The world itself serves as the tutorial. There is no text. Symmetry, face color, and cube placement tell the player what to try next, visually. The required attention is close to Return of the Obra Dinn, but rendered as bodily reflex rather than deduction. Your field of view and orientation become part of the reasoning.

Midway in, the world opens into a radiant structure — small rooms solvable in any order. Stuck on one? Walk to another. The progression is a lattice, not a line, and the five-to-eight-hour run keeps its rhythm because no single puzzle can lock you out.

The Texture of Difficulty

I placed this at 'standard.' Steam carries the Difficult tag and late cube rooms do bite, but it does not reach the stall times of Bonfire Peaks or The Witness. The difficulty here is not volume of thought but resolution of spatial perception. You need the courage to rotate your view and the calm to trust the result.

When you stall, the cause is always one of two: a missed gravity choice, or a misread cube color. All information is on screen, the combinations are finite. Brute force is sometimes feasible, but it is faster to rotate your view and read the architecture whole. This is a game of observation resolution.

There is one mid-game stretch where frequent gravity flips can induce something close to motion sickness for some players. I powered through, but on first play I would take short breaks every hour. FOV and comfort settings are thoughtfully implemented.

Closing

Seven hours collapse into one question: which way am I facing? Every face, every cube, every fall in Manifold Garden re-asks it from a new angle. By treating gravity — usually the most fixed given — as a controllable variable, the entire way the world appears becomes the puzzle.

As a designer I came away with two things. First: let architecture do the explaining. Color, form, and proportion can carry the player to the next move without text. Second: the environment can be a tool for thought. To think inside Manifold Garden is, literally, to walk through a room and change your viewpoint. I want my next project to refuse the separation of thought and body too.

REQUIREMENTS ->
Copy the passage from the text on Manifold Garden word for word, starting with "When you stall, the" and going on through "becomes the puzzle.". The data that follows comes from a separate source.

RECORD LIST ->
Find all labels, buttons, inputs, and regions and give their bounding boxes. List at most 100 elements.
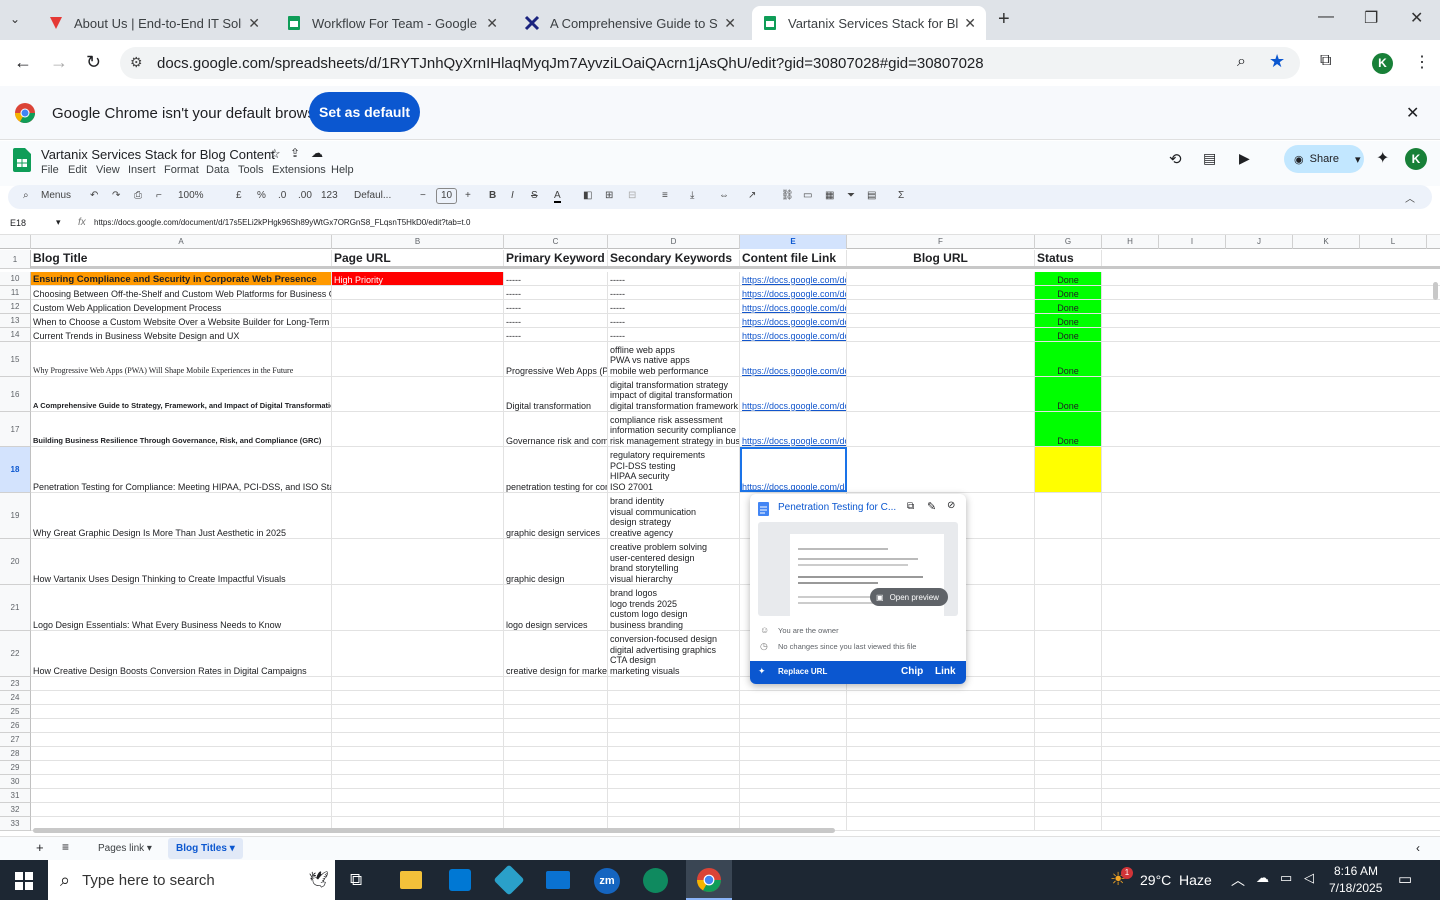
cell-status[interactable] [1035,631,1102,676]
empty-cell[interactable] [504,733,608,746]
empty-cell[interactable] [608,761,740,774]
cell-blog-url[interactable] [847,328,1035,341]
wrap-icon[interactable]: ⇔ [719,190,729,201]
cell-secondary-keywords[interactable]: ----- [608,300,740,313]
empty-cell[interactable] [608,705,740,718]
column-header-i[interactable]: I [1159,235,1226,249]
empty-cell[interactable] [740,775,847,788]
volume-icon[interactable]: ◁ [1304,870,1314,886]
cell-page-url[interactable] [332,412,504,446]
column-header-c[interactable]: C [504,235,608,249]
merge-cells-icon[interactable]: ⊟ [628,190,636,201]
row-number[interactable]: 15 [0,342,31,377]
cell-blog-url[interactable] [847,377,1035,411]
cell-secondary-keywords[interactable]: brand identity visual communication design… [608,493,740,538]
empty-cell[interactable] [847,817,1035,830]
cell-status[interactable]: Done [1035,377,1102,411]
row-number[interactable]: 1 [0,250,31,269]
empty-cell[interactable] [847,775,1035,788]
document-title[interactable]: Vartanix Services Stack for Blog Content [41,147,275,162]
cell-content-link[interactable]: https://docs.google.com/do [740,328,847,341]
cell-primary-keyword[interactable]: ----- [504,286,608,299]
move-folder-icon[interactable]: ⇪ [290,146,300,160]
cell-status[interactable] [1035,493,1102,538]
vertical-align-icon[interactable]: ⤓ [690,190,694,201]
empty-cell[interactable] [31,705,332,718]
cell-content-link[interactable]: https://docs.google.com/do [740,272,847,285]
menu-view[interactable]: View [96,164,120,176]
fill-color-icon[interactable]: ◧ [583,190,592,201]
font-size-increase-icon[interactable]: + [465,190,471,201]
browser-tab-4[interactable]: Vartanix Services Stack for Blog ✕ [752,6,986,40]
empty-cell[interactable] [740,691,847,704]
borders-icon[interactable]: ⊞ [605,190,613,201]
align-icon[interactable]: ≡ [662,190,668,201]
header-page-url[interactable]: Page URL [332,250,504,266]
filter-icon[interactable]: ⏷ [847,190,855,201]
cell-status[interactable] [1035,539,1102,584]
row-number[interactable]: 26 [0,719,31,733]
cell-page-url[interactable] [332,493,504,538]
cell-secondary-keywords[interactable]: digital transformation strategy impact of… [608,377,740,411]
sheet-tab-pages-link[interactable]: Pages link ▾ [88,838,162,859]
cell-primary-keyword[interactable]: graphic design [504,539,608,584]
empty-cell[interactable] [31,747,332,760]
cell-content-link[interactable]: https://docs.google.com/do [740,377,847,411]
bookmark-star-icon[interactable]: ★ [1269,51,1285,72]
meet-icon[interactable]: ▶ [1239,150,1250,167]
popup-doc-title[interactable]: Penetration Testing for C... [778,502,896,513]
header-secondary-keywords[interactable]: Secondary Keywords [608,250,740,266]
name-box[interactable]: E18 [10,218,26,228]
empty-cell[interactable] [1035,817,1102,830]
menu-extensions[interactable]: Extensions [272,164,326,176]
cell-blog-title[interactable]: How Vartanix Uses Design Thinking to Cre… [31,539,332,584]
cell-status[interactable]: Done [1035,314,1102,327]
open-preview-button[interactable]: ▣ Open preview [870,588,948,606]
decrease-decimal[interactable]: .0 [278,190,286,201]
cell-status[interactable] [1035,585,1102,630]
empty-cell[interactable] [847,733,1035,746]
row-number[interactable]: 30 [0,775,31,789]
empty-row[interactable] [31,733,1440,747]
cell-content-link[interactable]: https://docs.google.com/do [740,314,847,327]
cell-primary-keyword[interactable]: ----- [504,328,608,341]
cell-page-url[interactable]: High Priority [332,272,504,285]
empty-cell[interactable] [608,747,740,760]
all-sheets-icon[interactable]: ≡ [62,840,69,854]
italic-icon[interactable]: I [511,190,514,201]
version-history-icon[interactable]: ⟲ [1169,150,1182,168]
cell-page-url[interactable] [332,631,504,676]
functions-icon[interactable]: Σ [898,190,904,201]
cell-blog-title[interactable]: Why Progressive Web Apps (PWA) Will Shap… [31,342,332,376]
column-header-k[interactable]: K [1293,235,1360,249]
empty-cell[interactable] [740,789,847,802]
cell-blog-url[interactable] [847,412,1035,446]
text-color-icon[interactable]: A [554,190,561,203]
cell-primary-keyword[interactable]: Digital transformation [504,377,608,411]
cell-blog-title[interactable]: When to Choose a Custom Website Over a W… [31,314,332,327]
empty-cell[interactable] [847,705,1035,718]
empty-cell[interactable] [31,719,332,732]
cell-status[interactable]: Done [1035,328,1102,341]
empty-cell[interactable] [608,803,740,816]
name-box-dropdown-icon[interactable]: ▾ [56,217,61,228]
cell-blog-title[interactable]: Why Great Graphic Design Is More Than Ju… [31,493,332,538]
row-number[interactable]: 12 [0,300,31,314]
cell-blog-title[interactable]: Choosing Between Off-the-Shelf and Custo… [31,286,332,299]
network-icon[interactable]: ☁ [1256,870,1269,886]
cell-secondary-keywords[interactable]: conversion-focused design digital adverti… [608,631,740,676]
row-number[interactable]: 19 [0,493,31,539]
cell-secondary-keywords[interactable]: ----- [608,272,740,285]
cell-secondary-keywords[interactable]: ----- [608,286,740,299]
cell-secondary-keywords[interactable]: compliance risk assessment information se… [608,412,740,446]
empty-cell[interactable] [31,803,332,816]
empty-cell[interactable] [31,691,332,704]
chart-icon[interactable]: ▦ [825,190,834,201]
header-content-link[interactable]: Content file Link [740,250,847,266]
bold-icon[interactable]: B [489,190,496,201]
row-number[interactable]: 17 [0,412,31,447]
column-header-d[interactable]: D [608,235,740,249]
cell-blog-title[interactable]: Current Trends in Business Website Desig… [31,328,332,341]
empty-cell[interactable] [504,803,608,816]
share-dropdown-icon[interactable]: ▾ [1355,153,1361,166]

RESPONSE ->
When you stall, the cause is always one of two: a missed gravity choice, or a misread cube color. All information is on screen, the combinations are finite. Brute force is sometimes feasible, but it is faster to rotate your view and read the architecture whole. This is a game of observation resolution.

There is one mid-game stretch where frequent gravity flips can induce something close to motion sickness for some players. I powered through, but on first play I would take short breaks every hour. FOV and comfort settings are thoughtfully implemented.

Closing

Seven hours collapse into one question: which way am I facing? Every face, every cube, every fall in Manifold Garden re-asks it from a new angle. By treating gravity — usually the most fixed given — as a controllable variable, the entire way the world appears becomes the puzzle.